=== Exercise description ===
Search the listing below for the string "badge" and copy every line where it occurs.
= = =
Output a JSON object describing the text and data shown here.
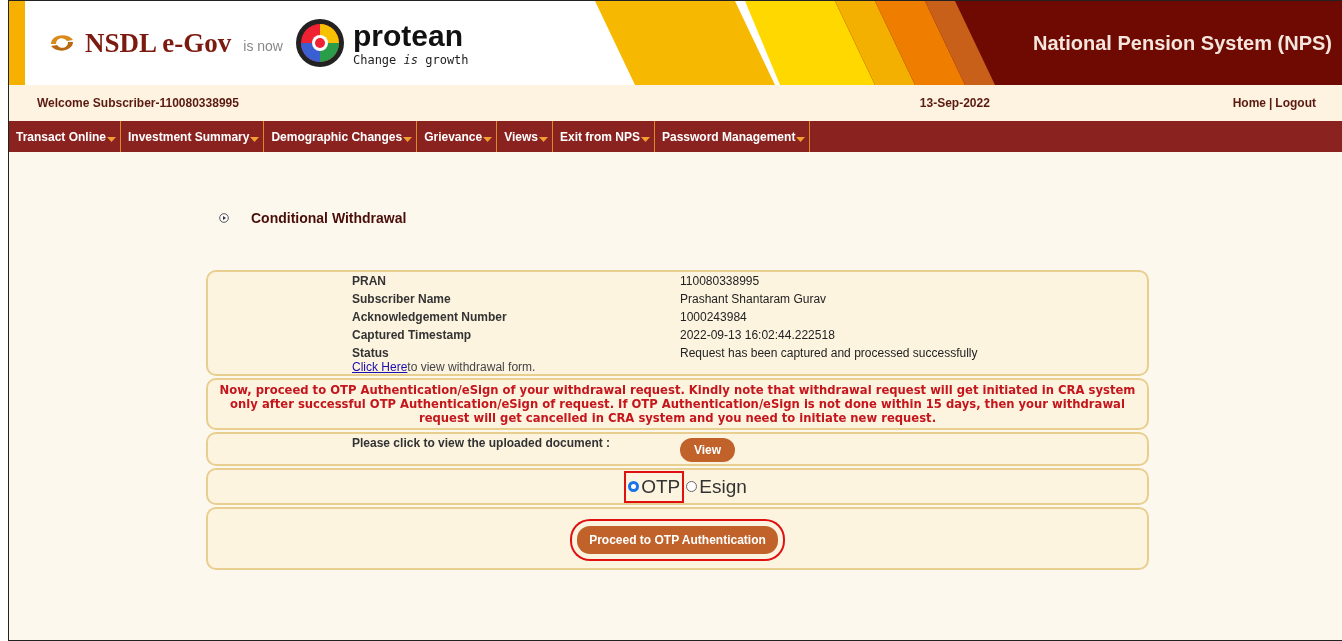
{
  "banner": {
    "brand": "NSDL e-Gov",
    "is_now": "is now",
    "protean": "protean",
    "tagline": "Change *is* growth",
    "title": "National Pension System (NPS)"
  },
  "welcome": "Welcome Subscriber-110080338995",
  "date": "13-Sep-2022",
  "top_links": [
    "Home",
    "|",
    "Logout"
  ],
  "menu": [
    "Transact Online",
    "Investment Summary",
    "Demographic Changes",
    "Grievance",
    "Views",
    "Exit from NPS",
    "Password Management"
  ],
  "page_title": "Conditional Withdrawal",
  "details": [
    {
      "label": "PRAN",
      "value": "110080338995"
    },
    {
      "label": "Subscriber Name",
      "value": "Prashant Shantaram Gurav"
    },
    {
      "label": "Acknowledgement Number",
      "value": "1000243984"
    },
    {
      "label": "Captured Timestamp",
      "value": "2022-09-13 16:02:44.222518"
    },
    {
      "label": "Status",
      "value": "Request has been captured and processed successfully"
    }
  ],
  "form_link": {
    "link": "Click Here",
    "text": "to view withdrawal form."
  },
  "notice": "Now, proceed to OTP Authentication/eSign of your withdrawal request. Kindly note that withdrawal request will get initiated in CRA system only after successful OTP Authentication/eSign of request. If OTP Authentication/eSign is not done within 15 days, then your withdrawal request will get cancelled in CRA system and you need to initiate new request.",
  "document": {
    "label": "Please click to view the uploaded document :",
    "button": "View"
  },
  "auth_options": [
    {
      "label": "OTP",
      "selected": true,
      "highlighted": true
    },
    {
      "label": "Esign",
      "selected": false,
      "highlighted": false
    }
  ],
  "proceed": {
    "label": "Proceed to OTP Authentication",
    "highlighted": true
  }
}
= = =
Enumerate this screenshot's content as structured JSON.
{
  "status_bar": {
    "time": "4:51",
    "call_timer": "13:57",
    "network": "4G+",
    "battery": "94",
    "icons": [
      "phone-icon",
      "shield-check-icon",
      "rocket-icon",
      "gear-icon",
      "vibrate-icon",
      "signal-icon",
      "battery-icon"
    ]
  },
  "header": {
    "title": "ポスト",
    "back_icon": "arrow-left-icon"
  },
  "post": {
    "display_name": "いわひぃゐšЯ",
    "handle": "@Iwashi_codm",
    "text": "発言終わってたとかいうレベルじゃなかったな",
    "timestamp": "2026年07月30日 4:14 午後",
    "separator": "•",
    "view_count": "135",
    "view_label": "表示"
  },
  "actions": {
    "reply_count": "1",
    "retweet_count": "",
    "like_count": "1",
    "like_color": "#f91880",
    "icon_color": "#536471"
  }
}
= = =
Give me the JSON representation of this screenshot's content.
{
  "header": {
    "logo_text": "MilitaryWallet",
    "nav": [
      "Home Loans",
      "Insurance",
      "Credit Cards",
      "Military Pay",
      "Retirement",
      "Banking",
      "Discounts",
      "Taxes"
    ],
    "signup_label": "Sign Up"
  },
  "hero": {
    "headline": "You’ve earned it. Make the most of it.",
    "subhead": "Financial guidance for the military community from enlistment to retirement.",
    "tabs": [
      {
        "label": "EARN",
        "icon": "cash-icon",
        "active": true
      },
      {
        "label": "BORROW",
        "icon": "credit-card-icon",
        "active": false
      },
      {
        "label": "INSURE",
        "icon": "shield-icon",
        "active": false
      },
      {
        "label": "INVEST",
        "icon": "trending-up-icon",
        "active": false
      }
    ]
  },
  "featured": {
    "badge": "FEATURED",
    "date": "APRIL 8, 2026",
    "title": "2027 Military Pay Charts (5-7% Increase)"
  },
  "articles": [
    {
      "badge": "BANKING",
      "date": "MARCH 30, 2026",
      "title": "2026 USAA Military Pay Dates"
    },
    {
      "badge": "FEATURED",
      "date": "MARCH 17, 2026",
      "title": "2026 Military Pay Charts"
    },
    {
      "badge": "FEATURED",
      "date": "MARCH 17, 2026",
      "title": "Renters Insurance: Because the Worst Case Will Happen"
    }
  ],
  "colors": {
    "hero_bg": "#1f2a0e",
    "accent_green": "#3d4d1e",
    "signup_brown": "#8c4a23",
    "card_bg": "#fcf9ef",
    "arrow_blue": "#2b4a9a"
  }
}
= = =
=== Solved exercise ===
    "badge": "FEATURED",
      "badge": "BANKING",
      "badge": "FEATURED",
      "badge": "FEATURED",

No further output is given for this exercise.